**What needs to be done**: Pull every line from the entries below and reproduce each one word for word, leaving out the pictures.
------
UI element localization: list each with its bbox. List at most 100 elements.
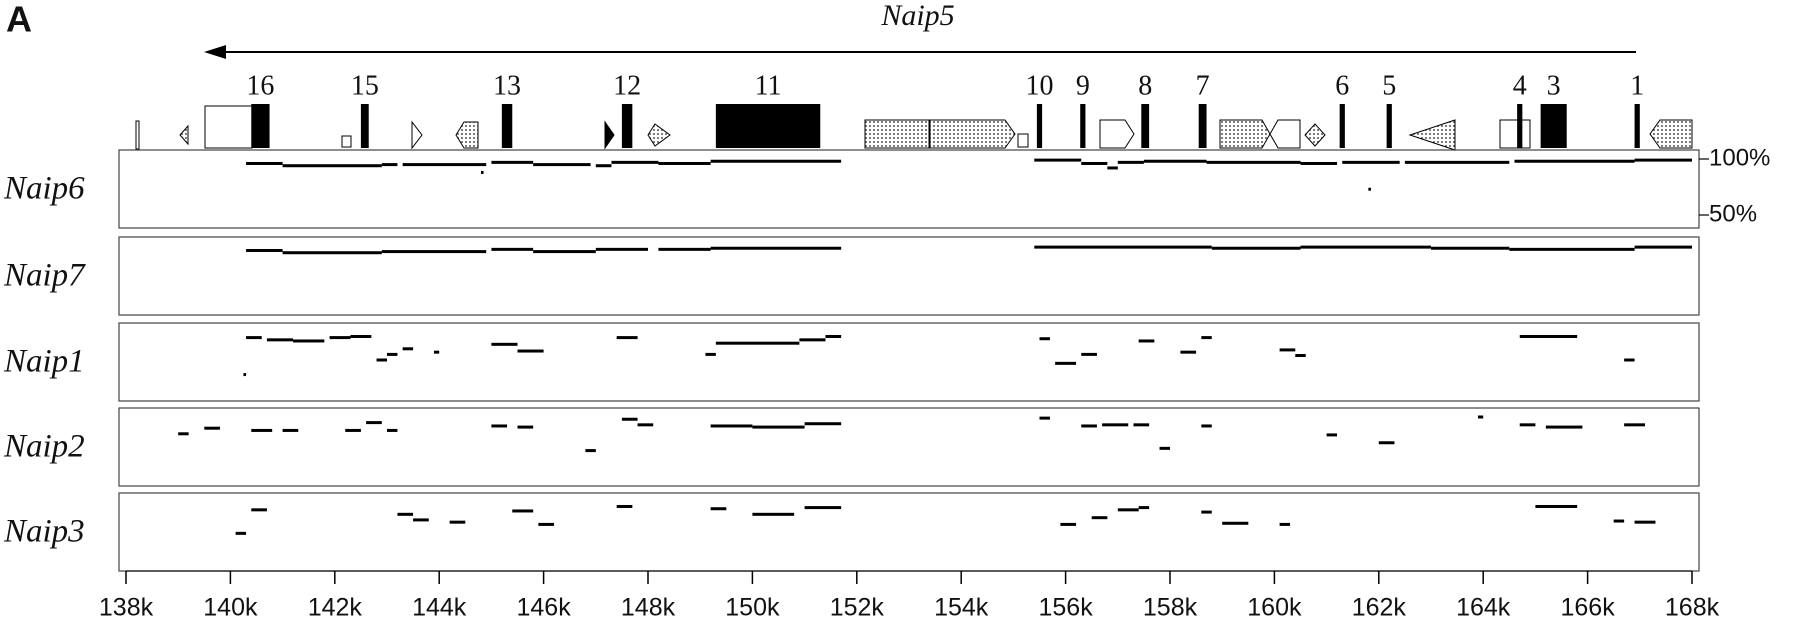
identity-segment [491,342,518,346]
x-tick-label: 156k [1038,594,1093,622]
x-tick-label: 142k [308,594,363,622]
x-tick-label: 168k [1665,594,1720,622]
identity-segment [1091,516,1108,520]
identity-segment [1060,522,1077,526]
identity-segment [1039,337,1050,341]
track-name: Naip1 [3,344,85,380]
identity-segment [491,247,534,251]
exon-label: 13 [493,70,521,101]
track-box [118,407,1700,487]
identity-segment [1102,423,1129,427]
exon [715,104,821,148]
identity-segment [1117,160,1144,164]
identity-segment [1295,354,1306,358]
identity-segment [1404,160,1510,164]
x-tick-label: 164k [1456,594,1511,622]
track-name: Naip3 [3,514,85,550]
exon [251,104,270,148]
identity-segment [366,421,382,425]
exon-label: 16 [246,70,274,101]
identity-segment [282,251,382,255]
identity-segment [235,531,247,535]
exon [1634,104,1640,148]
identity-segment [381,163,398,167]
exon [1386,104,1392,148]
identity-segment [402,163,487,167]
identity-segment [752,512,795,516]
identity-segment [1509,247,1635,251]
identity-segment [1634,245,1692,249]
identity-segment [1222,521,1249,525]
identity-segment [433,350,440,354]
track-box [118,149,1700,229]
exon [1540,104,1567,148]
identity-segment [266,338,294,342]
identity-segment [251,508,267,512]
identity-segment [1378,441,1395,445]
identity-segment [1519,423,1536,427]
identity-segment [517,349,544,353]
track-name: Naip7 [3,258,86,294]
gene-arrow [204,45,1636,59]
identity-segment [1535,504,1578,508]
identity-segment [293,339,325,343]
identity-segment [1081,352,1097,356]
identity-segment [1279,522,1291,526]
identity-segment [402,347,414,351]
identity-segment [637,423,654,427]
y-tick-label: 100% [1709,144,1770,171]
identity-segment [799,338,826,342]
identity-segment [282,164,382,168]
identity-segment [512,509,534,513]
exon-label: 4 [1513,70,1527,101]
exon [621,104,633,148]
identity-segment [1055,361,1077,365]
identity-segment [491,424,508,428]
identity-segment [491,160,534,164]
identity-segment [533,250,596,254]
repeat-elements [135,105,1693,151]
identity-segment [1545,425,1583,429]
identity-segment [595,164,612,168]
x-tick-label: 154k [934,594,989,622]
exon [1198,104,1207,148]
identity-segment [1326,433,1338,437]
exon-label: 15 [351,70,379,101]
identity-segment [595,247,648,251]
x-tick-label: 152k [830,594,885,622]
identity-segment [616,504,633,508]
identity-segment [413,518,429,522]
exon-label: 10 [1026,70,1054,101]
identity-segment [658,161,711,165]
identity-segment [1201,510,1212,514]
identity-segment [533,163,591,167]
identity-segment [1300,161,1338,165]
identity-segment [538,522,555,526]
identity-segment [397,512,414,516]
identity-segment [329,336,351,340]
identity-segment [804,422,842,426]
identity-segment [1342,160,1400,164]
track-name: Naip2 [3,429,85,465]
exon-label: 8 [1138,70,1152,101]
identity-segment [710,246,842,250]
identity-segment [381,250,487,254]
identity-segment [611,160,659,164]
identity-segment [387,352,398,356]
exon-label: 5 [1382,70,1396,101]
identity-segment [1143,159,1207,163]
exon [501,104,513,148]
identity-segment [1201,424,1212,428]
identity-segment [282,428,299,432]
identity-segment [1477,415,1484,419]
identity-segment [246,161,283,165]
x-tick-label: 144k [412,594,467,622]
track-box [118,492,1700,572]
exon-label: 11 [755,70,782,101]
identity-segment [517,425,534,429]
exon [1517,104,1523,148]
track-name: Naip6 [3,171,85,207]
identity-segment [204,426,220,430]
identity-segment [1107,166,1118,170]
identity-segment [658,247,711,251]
------
**Exercise output**:
UI element localization: list each with its bbox. List at most 100 elements.
identity-segment [491,342,518,346]
x-tick-label: 156k [1038,594,1093,622]
x-tick-label: 142k [308,594,363,622]
x-tick-label: 168k [1665,594,1720,622]
identity-segment [1091,516,1108,520]
identity-segment [1060,522,1077,526]
identity-segment [1039,337,1050,341]
track-name: Naip1 [3,344,85,380]
identity-segment [491,247,534,251]
exon-label: 13 [493,70,521,101]
track-box [118,407,1700,487]
identity-segment [1102,423,1129,427]
exon [715,104,821,148]
identity-segment [1117,160,1144,164]
identity-segment [1295,354,1306,358]
identity-segment [1404,160,1510,164]
x-tick-label: 164k [1456,594,1511,622]
track-name: Naip3 [3,514,85,550]
exon [251,104,270,148]
identity-segment [366,421,382,425]
exon-label: 16 [246,70,274,101]
identity-segment [282,251,382,255]
identity-segment [235,531,247,535]
exon [1634,104,1640,148]
identity-segment [381,163,398,167]
exon [1386,104,1392,148]
identity-segment [402,163,487,167]
identity-segment [752,512,795,516]
identity-segment [1509,247,1635,251]
identity-segment [1634,245,1692,249]
identity-segment [1222,521,1249,525]
identity-segment [433,350,440,354]
track-box [118,149,1700,229]
exon [1540,104,1567,148]
identity-segment [266,338,294,342]
identity-segment [251,508,267,512]
identity-segment [1378,441,1395,445]
identity-segment [1519,423,1536,427]
identity-segment [517,349,544,353]
track-name: Naip7 [3,258,86,294]
gene-arrow [204,45,1636,59]
identity-segment [1535,504,1578,508]
identity-segment [293,339,325,343]
identity-segment [1081,352,1097,356]
identity-segment [1279,522,1291,526]
identity-segment [402,347,414,351]
identity-segment [637,423,654,427]
y-tick-label: 100% [1709,144,1770,171]
identity-segment [799,338,826,342]
identity-segment [282,164,382,168]
identity-segment [512,509,534,513]
exon-label: 4 [1513,70,1527,101]
exon [621,104,633,148]
identity-segment [1055,361,1077,365]
identity-segment [491,424,508,428]
identity-segment [491,160,534,164]
identity-segment [533,250,596,254]
repeat-elements [135,105,1693,151]
identity-segment [1545,425,1583,429]
identity-segment [595,164,612,168]
x-tick-label: 154k [934,594,989,622]
exon [1198,104,1207,148]
identity-segment [1326,433,1338,437]
exon-label: 15 [351,70,379,101]
identity-segment [595,247,648,251]
x-tick-label: 152k [830,594,885,622]
identity-segment [616,504,633,508]
identity-segment [413,518,429,522]
exon-label: 10 [1026,70,1054,101]
identity-segment [658,161,711,165]
identity-segment [1201,510,1212,514]
identity-segment [533,163,591,167]
identity-segment [1300,161,1338,165]
identity-segment [538,522,555,526]
identity-segment [397,512,414,516]
identity-segment [329,336,351,340]
identity-segment [804,422,842,426]
identity-segment [1342,160,1400,164]
track-name: Naip2 [3,429,85,465]
exon-label: 8 [1138,70,1152,101]
identity-segment [710,246,842,250]
identity-segment [381,250,487,254]
identity-segment [611,160,659,164]
identity-segment [387,352,398,356]
exon-label: 5 [1382,70,1396,101]
identity-segment [1143,159,1207,163]
exon [501,104,513,148]
identity-segment [1201,424,1212,428]
identity-segment [282,428,299,432]
identity-segment [1477,415,1484,419]
identity-segment [246,161,283,165]
x-tick-label: 144k [412,594,467,622]
track-box [118,492,1700,572]
exon-label: 11 [755,70,782,101]
identity-segment [517,425,534,429]
exon [1517,104,1523,148]
track-name: Naip6 [3,171,85,207]
identity-segment [204,426,220,430]
identity-segment [1107,166,1118,170]
identity-segment [658,247,711,251]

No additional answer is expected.